### TASK:
Could you present every line of the items below as a Markdown table with two columns, Row for the line number and Text for the line, skipping any blank lines?
── DATASET RECORDS
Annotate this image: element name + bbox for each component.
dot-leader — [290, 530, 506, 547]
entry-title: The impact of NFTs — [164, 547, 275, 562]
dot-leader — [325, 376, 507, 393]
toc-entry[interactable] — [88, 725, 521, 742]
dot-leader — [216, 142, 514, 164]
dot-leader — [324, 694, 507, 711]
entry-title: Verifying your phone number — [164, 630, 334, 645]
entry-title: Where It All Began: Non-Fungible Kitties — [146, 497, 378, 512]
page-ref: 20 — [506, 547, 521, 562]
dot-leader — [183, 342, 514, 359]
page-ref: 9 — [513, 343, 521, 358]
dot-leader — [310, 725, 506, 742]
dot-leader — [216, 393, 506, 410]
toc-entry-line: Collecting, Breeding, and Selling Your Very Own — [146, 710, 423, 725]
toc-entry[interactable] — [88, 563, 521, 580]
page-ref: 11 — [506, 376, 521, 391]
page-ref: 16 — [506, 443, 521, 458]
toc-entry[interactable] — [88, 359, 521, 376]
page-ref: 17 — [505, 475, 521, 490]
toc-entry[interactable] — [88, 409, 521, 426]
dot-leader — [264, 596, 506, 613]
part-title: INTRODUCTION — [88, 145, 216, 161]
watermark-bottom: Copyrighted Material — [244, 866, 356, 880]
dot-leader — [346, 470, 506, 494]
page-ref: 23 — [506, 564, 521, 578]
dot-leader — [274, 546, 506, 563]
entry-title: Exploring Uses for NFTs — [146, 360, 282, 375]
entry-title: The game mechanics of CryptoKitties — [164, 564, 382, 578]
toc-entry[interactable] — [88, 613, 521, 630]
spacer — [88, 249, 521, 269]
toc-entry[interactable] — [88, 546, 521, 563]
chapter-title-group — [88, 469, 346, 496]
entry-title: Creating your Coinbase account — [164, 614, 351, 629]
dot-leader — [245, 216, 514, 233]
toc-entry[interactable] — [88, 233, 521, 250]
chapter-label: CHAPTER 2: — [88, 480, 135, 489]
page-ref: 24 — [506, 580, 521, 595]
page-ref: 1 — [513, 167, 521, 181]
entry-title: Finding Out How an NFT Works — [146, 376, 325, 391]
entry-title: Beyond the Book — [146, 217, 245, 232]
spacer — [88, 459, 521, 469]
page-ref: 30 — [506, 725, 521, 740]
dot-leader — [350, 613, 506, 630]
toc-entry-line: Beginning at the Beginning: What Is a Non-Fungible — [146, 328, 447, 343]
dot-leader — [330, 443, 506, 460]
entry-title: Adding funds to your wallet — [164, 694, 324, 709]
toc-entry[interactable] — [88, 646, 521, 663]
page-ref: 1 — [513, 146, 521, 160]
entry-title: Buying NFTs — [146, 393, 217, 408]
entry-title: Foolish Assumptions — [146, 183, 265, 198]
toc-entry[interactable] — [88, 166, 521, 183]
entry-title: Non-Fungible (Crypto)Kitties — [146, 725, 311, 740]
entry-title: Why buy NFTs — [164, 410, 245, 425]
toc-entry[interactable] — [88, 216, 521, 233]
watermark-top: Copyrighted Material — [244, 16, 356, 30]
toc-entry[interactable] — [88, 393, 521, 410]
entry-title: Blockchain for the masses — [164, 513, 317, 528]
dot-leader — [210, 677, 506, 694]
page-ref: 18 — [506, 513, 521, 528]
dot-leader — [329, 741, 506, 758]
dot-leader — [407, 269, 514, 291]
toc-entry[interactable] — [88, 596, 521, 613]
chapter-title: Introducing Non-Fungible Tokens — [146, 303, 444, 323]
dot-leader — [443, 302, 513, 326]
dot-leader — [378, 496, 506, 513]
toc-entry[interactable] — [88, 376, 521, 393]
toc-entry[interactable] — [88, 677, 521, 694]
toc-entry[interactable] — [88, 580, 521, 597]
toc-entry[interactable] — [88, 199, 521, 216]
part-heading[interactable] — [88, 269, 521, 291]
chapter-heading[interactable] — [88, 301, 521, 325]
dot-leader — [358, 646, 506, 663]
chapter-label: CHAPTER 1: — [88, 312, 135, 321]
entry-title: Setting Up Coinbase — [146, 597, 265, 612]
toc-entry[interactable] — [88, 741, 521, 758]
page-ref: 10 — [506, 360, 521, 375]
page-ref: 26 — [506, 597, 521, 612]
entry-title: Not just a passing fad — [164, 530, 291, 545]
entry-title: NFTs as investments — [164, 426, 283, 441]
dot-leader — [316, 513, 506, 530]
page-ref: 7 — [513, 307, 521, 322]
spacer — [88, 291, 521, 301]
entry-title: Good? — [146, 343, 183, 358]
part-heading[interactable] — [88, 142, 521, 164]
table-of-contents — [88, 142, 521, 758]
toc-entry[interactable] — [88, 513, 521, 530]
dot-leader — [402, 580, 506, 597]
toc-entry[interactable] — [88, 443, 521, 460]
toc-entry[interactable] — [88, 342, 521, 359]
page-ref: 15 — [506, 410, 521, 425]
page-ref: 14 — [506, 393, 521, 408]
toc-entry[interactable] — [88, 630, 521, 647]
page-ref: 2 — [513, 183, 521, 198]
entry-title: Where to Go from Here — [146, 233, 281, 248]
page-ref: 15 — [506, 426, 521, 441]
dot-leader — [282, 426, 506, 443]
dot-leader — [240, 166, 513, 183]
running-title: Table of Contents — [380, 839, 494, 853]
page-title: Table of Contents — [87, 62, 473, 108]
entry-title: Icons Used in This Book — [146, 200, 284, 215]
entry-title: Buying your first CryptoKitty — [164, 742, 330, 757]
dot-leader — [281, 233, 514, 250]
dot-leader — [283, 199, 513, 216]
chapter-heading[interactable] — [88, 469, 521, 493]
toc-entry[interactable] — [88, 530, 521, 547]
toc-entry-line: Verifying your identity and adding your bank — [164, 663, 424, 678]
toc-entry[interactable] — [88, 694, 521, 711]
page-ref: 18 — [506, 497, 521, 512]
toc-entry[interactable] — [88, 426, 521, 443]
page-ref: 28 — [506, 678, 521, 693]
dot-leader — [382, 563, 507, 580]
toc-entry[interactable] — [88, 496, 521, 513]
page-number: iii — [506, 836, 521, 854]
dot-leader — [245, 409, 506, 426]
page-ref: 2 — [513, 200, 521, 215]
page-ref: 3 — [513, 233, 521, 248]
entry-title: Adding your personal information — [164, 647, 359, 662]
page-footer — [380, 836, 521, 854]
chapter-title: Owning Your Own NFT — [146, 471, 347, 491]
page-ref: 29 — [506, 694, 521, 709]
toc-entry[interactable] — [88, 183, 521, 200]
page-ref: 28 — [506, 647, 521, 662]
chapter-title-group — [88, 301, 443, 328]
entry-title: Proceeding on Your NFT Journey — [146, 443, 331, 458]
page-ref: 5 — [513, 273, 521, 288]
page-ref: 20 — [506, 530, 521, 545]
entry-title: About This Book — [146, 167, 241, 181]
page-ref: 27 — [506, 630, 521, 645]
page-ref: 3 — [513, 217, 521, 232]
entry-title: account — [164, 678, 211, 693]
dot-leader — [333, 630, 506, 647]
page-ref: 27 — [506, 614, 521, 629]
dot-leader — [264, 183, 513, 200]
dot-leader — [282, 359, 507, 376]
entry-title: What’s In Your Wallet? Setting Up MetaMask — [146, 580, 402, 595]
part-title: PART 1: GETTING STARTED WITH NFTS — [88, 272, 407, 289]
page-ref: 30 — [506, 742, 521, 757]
────
### OUTPUT BELOW:
| Row | Text |
|---|---|
| 1 | Annotate this image: element name + bbox for each component. |
| 2 | dot-leader — [290, 530, 506, 547] |
| 3 | entry-title: The impact of NFTs — [164, 547, 275, 562] |
| 4 | dot-leader — [325, 376, 507, 393] |
| 5 | toc-entry[interactable] — [88, 725, 521, 742] |
| 6 | dot-leader — [216, 142, 514, 164] |
| 7 | dot-leader — [324, 694, 507, 711] |
| 8 | entry-title: Verifying your phone number — [164, 630, 334, 645] |
| 9 | entry-title: Where It All Began: Non-Fungible Kitties — [146, 497, 378, 512] |
| 10 | page-ref: 20 — [506, 547, 521, 562] |
| 11 | dot-leader — [183, 342, 514, 359] |
| 12 | page-ref: 9 — [513, 343, 521, 358] |
| 13 | dot-leader — [310, 725, 506, 742] |
| 14 | dot-leader — [216, 393, 506, 410] |
| 15 | toc-entry-line: Collecting, Breeding, and Selling Your Very Own — [146, 710, 423, 725] |
| 16 | toc-entry[interactable] — [88, 563, 521, 580] |
| 17 | page-ref: 11 — [506, 376, 521, 391] |
| 18 | page-ref: 16 — [506, 443, 521, 458] |
| 19 | toc-entry[interactable] — [88, 359, 521, 376] |
| 20 | page-ref: 17 — [505, 475, 521, 490] |
| 21 | toc-entry[interactable] — [88, 409, 521, 426] |
| 22 | dot-leader — [264, 596, 506, 613] |
| 23 | part-title: INTRODUCTION — [88, 145, 216, 161] |
| 24 | watermark-bottom: Copyrighted Material — [244, 866, 356, 880] |
| 25 | dot-leader — [346, 470, 506, 494] |
| 26 | page-ref: 23 — [506, 564, 521, 578] |
| 27 | dot-leader — [274, 546, 506, 563] |
| 28 | entry-title: Exploring Uses for NFTs — [146, 360, 282, 375] |
| 29 | entry-title: The game mechanics of CryptoKitties — [164, 564, 382, 578] |
| 30 | toc-entry[interactable] — [88, 613, 521, 630] |
| 31 | spacer — [88, 249, 521, 269] |
| 32 | toc-entry[interactable] — [88, 546, 521, 563] |
| 33 | chapter-title-group — [88, 469, 346, 496] |
| 34 | entry-title: Creating your Coinbase account — [164, 614, 351, 629] |
| 35 | dot-leader — [245, 216, 514, 233] |
| 36 | toc-entry[interactable] — [88, 233, 521, 250] |
| 37 | chapter-label: CHAPTER 2: — [88, 480, 135, 489] |
| 38 | page-ref: 24 — [506, 580, 521, 595] |
| 39 | page-ref: 1 — [513, 167, 521, 181] |
| 40 | entry-title: Finding Out How an NFT Works — [146, 376, 325, 391] |
| 41 | entry-title: Beyond the Book — [146, 217, 245, 232] |
| 42 | spacer — [88, 459, 521, 469] |
| 43 | page-ref: 30 — [506, 725, 521, 740] |
| 44 | dot-leader — [350, 613, 506, 630] |
| 45 | toc-entry-line: Beginning at the Beginning: What Is a Non-Fungible — [146, 328, 447, 343] |
| 46 | dot-leader — [330, 443, 506, 460] |
| 47 | entry-title: Adding funds to your wallet — [164, 694, 324, 709] |
| 48 | toc-entry[interactable] — [88, 646, 521, 663] |
| 49 | page-ref: 1 — [513, 146, 521, 160] |
| 50 | entry-title: Buying NFTs — [146, 393, 217, 408] |
| 51 | entry-title: Foolish Assumptions — [146, 183, 265, 198] |
| 52 | toc-entry[interactable] — [88, 166, 521, 183] |
| 53 | entry-title: Non-Fungible (Crypto)Kitties — [146, 725, 311, 740] |
| 54 | entry-title: Why buy NFTs — [164, 410, 245, 425] |
| 55 | toc-entry[interactable] — [88, 216, 521, 233] |
| 56 | watermark-top: Copyrighted Material — [244, 16, 356, 30] |
| 57 | toc-entry[interactable] — [88, 393, 521, 410] |
| 58 | entry-title: Blockchain for the masses — [164, 513, 317, 528] |
| 59 | dot-leader — [210, 677, 506, 694] |
| 60 | page-ref: 18 — [506, 513, 521, 528] |
| 61 | dot-leader — [329, 741, 506, 758] |
| 62 | dot-leader — [407, 269, 514, 291] |
| 63 | toc-entry[interactable] — [88, 596, 521, 613] |
| 64 | chapter-title: Introducing Non-Fungible Tokens — [146, 303, 444, 323] |
| 65 | dot-leader — [443, 302, 513, 326] |
| 66 | dot-leader — [378, 496, 506, 513] |
| 67 | toc-entry[interactable] — [88, 376, 521, 393] |
| 68 | toc-entry[interactable] — [88, 677, 521, 694] |
| 69 | toc-entry[interactable] — [88, 580, 521, 597] |
| 70 | toc-entry[interactable] — [88, 199, 521, 216] |
| 71 | part-heading[interactable] — [88, 269, 521, 291] |
| 72 | chapter-heading[interactable] — [88, 301, 521, 325] |
| 73 | dot-leader — [358, 646, 506, 663] |
| 74 | chapter-label: CHAPTER 1: — [88, 312, 135, 321] |
| 75 | entry-title: Setting Up Coinbase — [146, 597, 265, 612] |
| 76 | toc-entry[interactable] — [88, 741, 521, 758] |
| 77 | page-ref: 10 — [506, 360, 521, 375] |
| 78 | page-ref: 26 — [506, 597, 521, 612] |
| 79 | entry-title: Not just a passing fad — [164, 530, 291, 545] |
| 80 | entry-title: NFTs as investments — [164, 426, 283, 441] |
| 81 | dot-leader — [316, 513, 506, 530] |
| 82 | page-ref: 7 — [513, 307, 521, 322] |
| 83 | spacer — [88, 291, 521, 301] |
| 84 | entry-title: Good? — [146, 343, 183, 358] |
| 85 | part-heading[interactable] — [88, 142, 521, 164] |
| 86 | table-of-contents — [88, 142, 521, 758] |
| 87 | toc-entry[interactable] — [88, 513, 521, 530] |
| 88 | dot-leader — [402, 580, 506, 597] |
| 89 | toc-entry[interactable] — [88, 443, 521, 460] |
| 90 | toc-entry[interactable] — [88, 342, 521, 359] |
| 91 | page-ref: 15 — [506, 410, 521, 425] |
| 92 | page-ref: 14 — [506, 393, 521, 408] |
| 93 | toc-entry[interactable] — [88, 630, 521, 647] |
| 94 | page-ref: 2 — [513, 183, 521, 198] |
| 95 | entry-title: Where to Go from Here — [146, 233, 281, 248] |
| 96 | page-ref: 15 — [506, 426, 521, 441] |
| 97 | dot-leader — [282, 426, 506, 443] |
| 98 | dot-leader — [240, 166, 513, 183] |
| 99 | running-title: Table of Contents — [380, 839, 494, 853] |
| 100 | page-title: Table of Contents — [87, 62, 473, 108] |
| 101 | entry-title: Icons Used in This Book — [146, 200, 284, 215] |
| 102 | entry-title: Buying your first CryptoKitty — [164, 742, 330, 757] |
| 103 | dot-leader — [281, 233, 514, 250] |
| 104 | dot-leader — [283, 199, 513, 216] |
| 105 | chapter-heading[interactable] — [88, 469, 521, 493] |
| 106 | toc-entry[interactable] — [88, 530, 521, 547] |
| 107 | toc-entry-line: Verifying your identity and adding your bank — [164, 663, 424, 678] |
| 108 | toc-entry[interactable] — [88, 694, 521, 711] |
| 109 | page-ref: 18 — [506, 497, 521, 512] |
| 110 | toc-entry[interactable] — [88, 426, 521, 443] |
| 111 | page-ref: 28 — [506, 678, 521, 693] |
| 112 | dot-leader — [382, 563, 507, 580] |
| 113 | toc-entry[interactable] — [88, 496, 521, 513] |
| 114 | page-number: iii — [506, 836, 521, 854] |
| 115 | dot-leader — [245, 409, 506, 426] |
| 116 | page-ref: 2 — [513, 200, 521, 215] |
| 117 | page-ref: 3 — [513, 233, 521, 248] |
| 118 | entry-title: Adding your personal information — [164, 647, 359, 662] |
| 119 | page-footer — [380, 836, 521, 854] |
| 120 | chapter-title: Owning Your Own NFT — [146, 471, 347, 491] |
| 121 | page-ref: 29 — [506, 694, 521, 709] |
| 122 | toc-entry[interactable] — [88, 183, 521, 200] |
| 123 | page-ref: 28 — [506, 647, 521, 662] |
| 124 | chapter-title-group — [88, 301, 443, 328] |
| 125 | entry-title: Proceeding on Your NFT Journey — [146, 443, 331, 458] |
| 126 | page-ref: 5 — [513, 273, 521, 288] |
| 127 | page-ref: 20 — [506, 530, 521, 545] |
| 128 | entry-title: About This Book — [146, 167, 241, 181] |
| 129 | page-ref: 27 — [506, 630, 521, 645] |
| 130 | page-ref: 3 — [513, 217, 521, 232] |
| 131 | entry-title: account — [164, 678, 211, 693] |
| 132 | dot-leader — [333, 630, 506, 647] |
| 133 | page-ref: 27 — [506, 614, 521, 629] |
| 134 | dot-leader — [264, 183, 513, 200] |
| 135 | dot-leader — [282, 359, 507, 376] |
| 136 | entry-title: What’s In Your Wallet? Setting Up MetaMask — [146, 580, 402, 595] |
| 137 | part-title: PART 1: GETTING STARTED WITH NFTS — [88, 272, 407, 289] |
| 138 | page-ref: 30 — [506, 742, 521, 757] |